> Request: From the listing below, tally the lines that include "doanh". Return only the total.

> Entries provided:
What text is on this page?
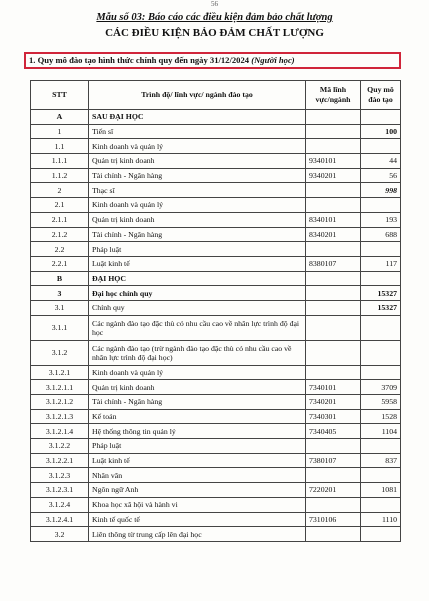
56
Mẫu số 03: Báo cáo các điều kiện đảm bảo chất lượng
CÁC ĐIỀU KIỆN BẢO ĐẢM CHẤT LƯỢNG
1. Quy mô đào tạo hình thức chính quy đến ngày 31/12/2024 (Người học)
STT	Trình độ/ lĩnh vực/ ngành đào tạo	Mã lĩnh vực/ngành	Quy mô đào tạo
A	SAU ĐẠI HỌC		
1	Tiến sĩ		100
1.1	Kinh doanh và quản lý		
1.1.1	Quản trị kinh doanh	9340101	44
1.1.2	Tài chính - Ngân hàng	9340201	56
2	Thạc sĩ		998
2.1	Kinh doanh và quản lý		
2.1.1	Quản trị kinh doanh	8340101	193
2.1.2	Tài chính - Ngân hàng	8340201	688
2.2	Pháp luật		
2.2.1	Luật kinh tế	8380107	117
B	ĐẠI HỌC		
3	Đại học chính quy		15327
3.1	Chính quy		15327
3.1.1	Các ngành đào tạo đặc thù có nhu cầu cao về nhân lực trình độ đại học		
3.1.2	Các ngành đào tạo (trừ ngành đào tạo đặc thù có nhu cầu cao về nhân lực trình độ đại học)		
3.1.2.1	Kinh doanh và quản lý		
3.1.2.1.1	Quản trị kinh doanh	7340101	3709
3.1.2.1.2	Tài chính - Ngân hàng	7340201	5958
3.1.2.1.3	Kế toán	7340301	1528
3.1.2.1.4	Hệ thống thông tin quản lý	7340405	1104
3.1.2.2	Pháp luật		
3.1.2.2.1	Luật kinh tế	7380107	837
3.1.2.3	Nhân văn		
3.1.2.3.1	Ngôn ngữ Anh	7220201	1081
3.1.2.4	Khoa học xã hội và hành vi		
3.1.2.4.1	Kinh tế quốc tế	7310106	1110
3.2	Liên thông từ trung cấp lên đại học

> The response: 6